- Stated task: Can you give all the records again without altering a single character?
────
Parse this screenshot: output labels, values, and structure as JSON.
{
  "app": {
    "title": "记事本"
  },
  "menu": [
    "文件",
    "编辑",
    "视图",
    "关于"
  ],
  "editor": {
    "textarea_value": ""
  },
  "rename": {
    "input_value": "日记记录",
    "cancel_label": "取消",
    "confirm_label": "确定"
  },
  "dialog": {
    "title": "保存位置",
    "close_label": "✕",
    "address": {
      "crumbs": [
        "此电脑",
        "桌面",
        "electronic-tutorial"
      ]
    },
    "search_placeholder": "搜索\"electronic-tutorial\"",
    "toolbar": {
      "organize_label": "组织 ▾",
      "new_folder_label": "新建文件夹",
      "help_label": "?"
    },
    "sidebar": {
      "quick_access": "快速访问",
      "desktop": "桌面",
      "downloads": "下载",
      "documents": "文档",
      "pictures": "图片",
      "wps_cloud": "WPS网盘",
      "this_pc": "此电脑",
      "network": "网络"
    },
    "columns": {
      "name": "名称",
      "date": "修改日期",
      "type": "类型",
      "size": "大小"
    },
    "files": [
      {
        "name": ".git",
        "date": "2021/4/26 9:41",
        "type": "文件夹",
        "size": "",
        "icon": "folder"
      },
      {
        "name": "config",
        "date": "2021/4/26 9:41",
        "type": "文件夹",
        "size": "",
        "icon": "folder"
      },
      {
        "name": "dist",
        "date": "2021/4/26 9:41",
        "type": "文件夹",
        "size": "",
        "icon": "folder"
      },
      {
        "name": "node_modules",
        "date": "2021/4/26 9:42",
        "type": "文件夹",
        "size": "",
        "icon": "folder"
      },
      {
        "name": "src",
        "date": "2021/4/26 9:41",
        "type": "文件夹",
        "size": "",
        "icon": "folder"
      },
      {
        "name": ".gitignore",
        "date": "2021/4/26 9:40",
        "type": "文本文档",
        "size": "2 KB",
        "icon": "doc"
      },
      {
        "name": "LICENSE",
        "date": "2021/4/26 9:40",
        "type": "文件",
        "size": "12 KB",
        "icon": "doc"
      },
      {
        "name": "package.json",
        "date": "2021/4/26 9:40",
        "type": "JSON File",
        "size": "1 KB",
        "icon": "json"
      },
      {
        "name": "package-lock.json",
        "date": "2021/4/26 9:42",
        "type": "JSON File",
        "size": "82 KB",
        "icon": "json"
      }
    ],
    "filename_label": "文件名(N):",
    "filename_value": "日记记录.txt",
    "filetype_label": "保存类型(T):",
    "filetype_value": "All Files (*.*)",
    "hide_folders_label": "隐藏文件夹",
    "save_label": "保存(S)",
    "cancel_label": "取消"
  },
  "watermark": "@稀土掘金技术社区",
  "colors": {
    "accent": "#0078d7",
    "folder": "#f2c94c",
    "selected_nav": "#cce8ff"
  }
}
────
- Solution for this problem:
Parse this screenshot: output labels, values, and structure as JSON.
{
  "app": {
    "title": "记事本"
  },
  "menu": [
    "文件",
    "编辑",
    "视图",
    "关于"
  ],
  "editor": {
    "textarea_value": ""
  },
  "rename": {
    "input_value": "日记记录",
    "cancel_label": "取消",
    "confirm_label": "确定"
  },
  "dialog": {
    "title": "保存位置",
    "close_label": "✕",
    "address": {
      "crumbs": [
        "此电脑",
        "桌面",
        "electronic-tutorial"
      ]
    },
    "search_placeholder": "搜索\"electronic-tutorial\"",
    "toolbar": {
      "organize_label": "组织 ▾",
      "new_folder_label": "新建文件夹",
      "help_label": "?"
    },
    "sidebar": {
      "quick_access": "快速访问",
      "desktop": "桌面",
      "downloads": "下载",
      "documents": "文档",
      "pictures": "图片",
      "wps_cloud": "WPS网盘",
      "this_pc": "此电脑",
      "network": "网络"
    },
    "columns": {
      "name": "名称",
      "date": "修改日期",
      "type": "类型",
      "size": "大小"
    },
    "files": [
      {
        "name": ".git",
        "date": "2021/4/26 9:41",
        "type": "文件夹",
        "size": "",
        "icon": "folder"
      },
      {
        "name": "config",
        "date": "2021/4/26 9:41",
        "type": "文件夹",
        "size": "",
        "icon": "folder"
      },
      {
        "name": "dist",
        "date": "2021/4/26 9:41",
        "type": "文件夹",
        "size": "",
        "icon": "folder"
      },
      {
        "name": "node_modules",
        "date": "2021/4/26 9:42",
        "type": "文件夹",
        "size": "",
        "icon": "folder"
      },
      {
        "name": "src",
        "date": "2021/4/26 9:41",
        "type": "文件夹",
        "size": "",
        "icon": "folder"
      },
      {
        "name": ".gitignore",
        "date": "2021/4/26 9:40",
        "type": "文本文档",
        "size": "2 KB",
        "icon": "doc"
      },
      {
        "name": "LICENSE",
        "date": "2021/4/26 9:40",
        "type": "文件",
        "size": "12 KB",
        "icon": "doc"
      },
      {
        "name": "package.json",
        "date": "2021/4/26 9:40",
        "type": "JSON File",
        "size": "1 KB",
        "icon": "json"
      },
      {
        "name": "package-lock.json",
        "date": "2021/4/26 9:42",
        "type": "JSON File",
        "size": "82 KB",
        "icon": "json"
      }
    ],
    "filename_label": "文件名(N):",
    "filename_value": "日记记录.txt",
    "filetype_label": "保存类型(T):",
    "filetype_value": "All Files (*.*)",
    "hide_folders_label": "隐藏文件夹",
    "save_label": "保存(S)",
    "cancel_label": "取消"
  },
  "watermark": "@稀土掘金技术社区",
  "colors": {
    "accent": "#0078d7",
    "folder": "#f2c94c",
    "selected_nav": "#cce8ff"
  }
}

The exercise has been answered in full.